Top of Provided information
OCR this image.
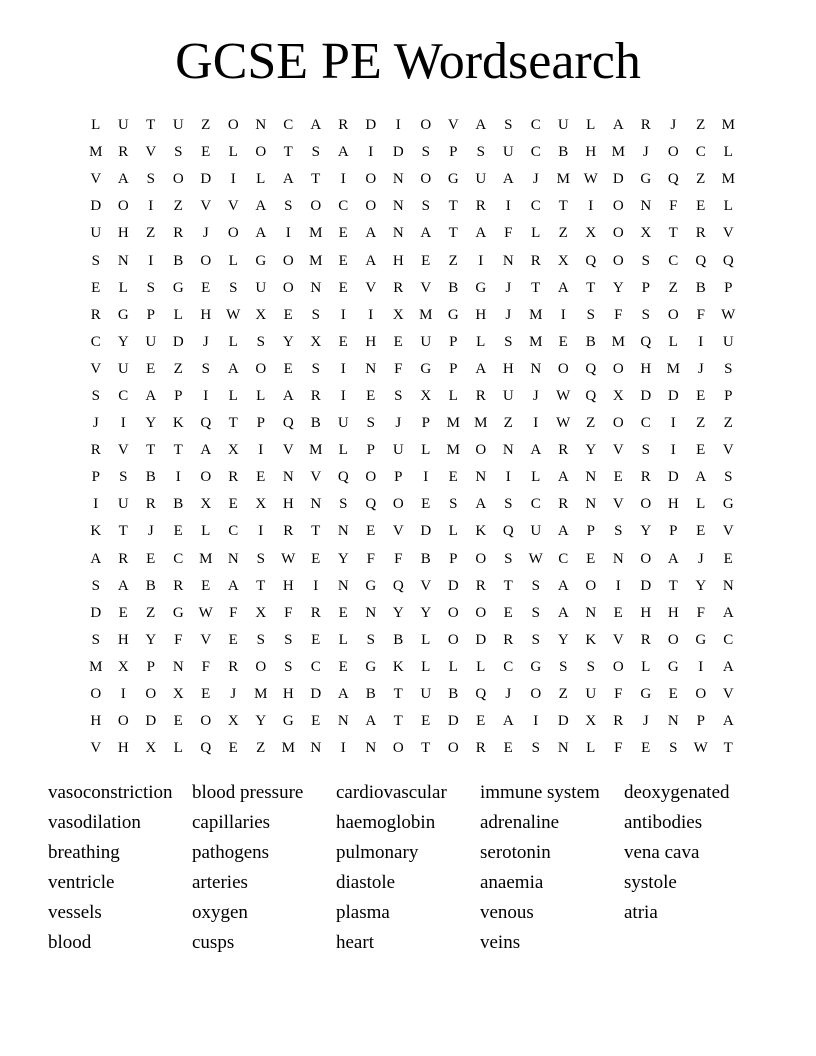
GCSE PE Wordsearch
L	U	T	U	Z	O	N	C	A	R	D	I	O	V	A	S	C	U	L	A	R	J	Z	M
M	R	V	S	E	L	O	T	S	A	I	D	S	P	S	U	C	B	H	M	J	O	C	L
V	A	S	O	D	I	L	A	T	I	O	N	O	G	U	A	J	M W	D	G	Q	Z	M
D	O	I	Z	V	V	A	S	O	C	O	N	S	T	R	I	C	T	I	O	N	F	E	L
U	H	Z	R	J	O	A	I	M	E	A	N	A	T	A	F	L	Z	X	O	X	T	R	V
S	N	I	B	O	L	G	O	M	E	A	H	E	Z	I	N	R	X	Q	O	S	C	Q	Q
E	L	S	G	E	S	U	O	N	E	V	R	V	B	G	J	T	A	T	Y	P	Z	B	P
R	G	P	L	H W	X	E	S	I	I	X	M	G	H	J	M	I	S	F	S	O	F	W
C	Y	U	D	J	L	S	Y	X	E	H	E	U	P	L	S	M	E	B	M	Q	L	I	U
V	U	E	Z	S	A	O	E	S	I	N	F	G	P	A	H	N	O	Q	O	H	M	J	S
S	C	A	P	I	L	L	A	R	I	E	S	X	L	R	U	J	W	Q	X	D	D	E	P
J	I	Y	K	Q	T	P	Q	B	U	S	J	P	M M	Z	I	W	Z	O	C	I	Z	Z
R	V	T	T	A	X	I	V	M	L	P	U	L	M	O	N	A	R	Y	V	S	I	E	V
P	S	B	I	O	R	E	N	V	Q	O	P	I	E	N	I	L	A	N	E	R	D	A	S
I	U	R	B	X	E	X	H	N	S	Q	O	E	S	A	S	C	R	N	V	O	H	L	G
K	T	J	E	L	C	I	R	T	N	E	V	D	L	K	Q	U	A	P	S	Y	P	E	V
A	R	E	C	M	N	S	W	E	Y	F	F	B	P	O	S	W	C	E	N	O	A	J	E
S	A	B	R	E	A	T	H	I	N	G	Q	V	D	R	T	S	A	O	I	D	T	Y	N
D	E	Z	G W	F	X	F	R	E	N	Y	Y	O	O	E	S	A	N	E	H	H	F	A
S	H	Y	F	V	E	S	S	E	L	S	B	L	O	D	R	S	Y	K	V	R	O	G	C
M	X	P	N	F	R	O	S	C	E	G	K	L	L	L	C	G	S	S	O	L	G	I	A
O	I	O	X	E	J	M	H	D	A	B	T	U	B	Q	J	O	Z	U	F	G	E	O	V
H	O	D	E	O	X	Y	G	E	N	A	T	E	D	E	A	I	D	X	R	J	N	P	A
V	H	X	L	Q	E	Z	M	N	I	N	O	T	O	R	E	S	N	L	F	E	S	W	T
vasoconstriction
vasodilation
breathing
ventricle
vessels
blood
blood pressure
capillaries
pathogens
arteries
oxygen
cusps
cardiovascular
haemoglobin
pulmonary
diastole
plasma
heart
immune system
adrenaline
serotonin
anaemia
venous
veins
deoxygenated
antibodies
vena cava
systole
atria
Bottom of Provided information
What is expected: Reprint all the data above verbatim, excluding pictures.

Output for this exercise:
OCR this image.
GCSE PE Wordsearch
L	U	T	U	Z	O	N	C	A	R	D	I	O	V	A	S	C	U	L	A	R	J	Z	M
M	R	V	S	E	L	O	T	S	A	I	D	S	P	S	U	C	B	H	M	J	O	C	L
V	A	S	O	D	I	L	A	T	I	O	N	O	G	U	A	J	M W	D	G	Q	Z	M
D	O	I	Z	V	V	A	S	O	C	O	N	S	T	R	I	C	T	I	O	N	F	E	L
U	H	Z	R	J	O	A	I	M	E	A	N	A	T	A	F	L	Z	X	O	X	T	R	V
S	N	I	B	O	L	G	O	M	E	A	H	E	Z	I	N	R	X	Q	O	S	C	Q	Q
E	L	S	G	E	S	U	O	N	E	V	R	V	B	G	J	T	A	T	Y	P	Z	B	P
R	G	P	L	H W	X	E	S	I	I	X	M	G	H	J	M	I	S	F	S	O	F	W
C	Y	U	D	J	L	S	Y	X	E	H	E	U	P	L	S	M	E	B	M	Q	L	I	U
V	U	E	Z	S	A	O	E	S	I	N	F	G	P	A	H	N	O	Q	O	H	M	J	S
S	C	A	P	I	L	L	A	R	I	E	S	X	L	R	U	J	W	Q	X	D	D	E	P
J	I	Y	K	Q	T	P	Q	B	U	S	J	P	M M	Z	I	W	Z	O	C	I	Z	Z
R	V	T	T	A	X	I	V	M	L	P	U	L	M	O	N	A	R	Y	V	S	I	E	V
P	S	B	I	O	R	E	N	V	Q	O	P	I	E	N	I	L	A	N	E	R	D	A	S
I	U	R	B	X	E	X	H	N	S	Q	O	E	S	A	S	C	R	N	V	O	H	L	G
K	T	J	E	L	C	I	R	T	N	E	V	D	L	K	Q	U	A	P	S	Y	P	E	V
A	R	E	C	M	N	S	W	E	Y	F	F	B	P	O	S	W	C	E	N	O	A	J	E
S	A	B	R	E	A	T	H	I	N	G	Q	V	D	R	T	S	A	O	I	D	T	Y	N
D	E	Z	G W	F	X	F	R	E	N	Y	Y	O	O	E	S	A	N	E	H	H	F	A
S	H	Y	F	V	E	S	S	E	L	S	B	L	O	D	R	S	Y	K	V	R	O	G	C
M	X	P	N	F	R	O	S	C	E	G	K	L	L	L	C	G	S	S	O	L	G	I	A
O	I	O	X	E	J	M	H	D	A	B	T	U	B	Q	J	O	Z	U	F	G	E	O	V
H	O	D	E	O	X	Y	G	E	N	A	T	E	D	E	A	I	D	X	R	J	N	P	A
V	H	X	L	Q	E	Z	M	N	I	N	O	T	O	R	E	S	N	L	F	E	S	W	T
vasoconstriction
vasodilation
breathing
ventricle
vessels
blood
blood pressure
capillaries
pathogens
arteries
oxygen
cusps
cardiovascular
haemoglobin
pulmonary
diastole
plasma
heart
immune system
adrenaline
serotonin
anaemia
venous
veins
deoxygenated
antibodies
vena cava
systole
atria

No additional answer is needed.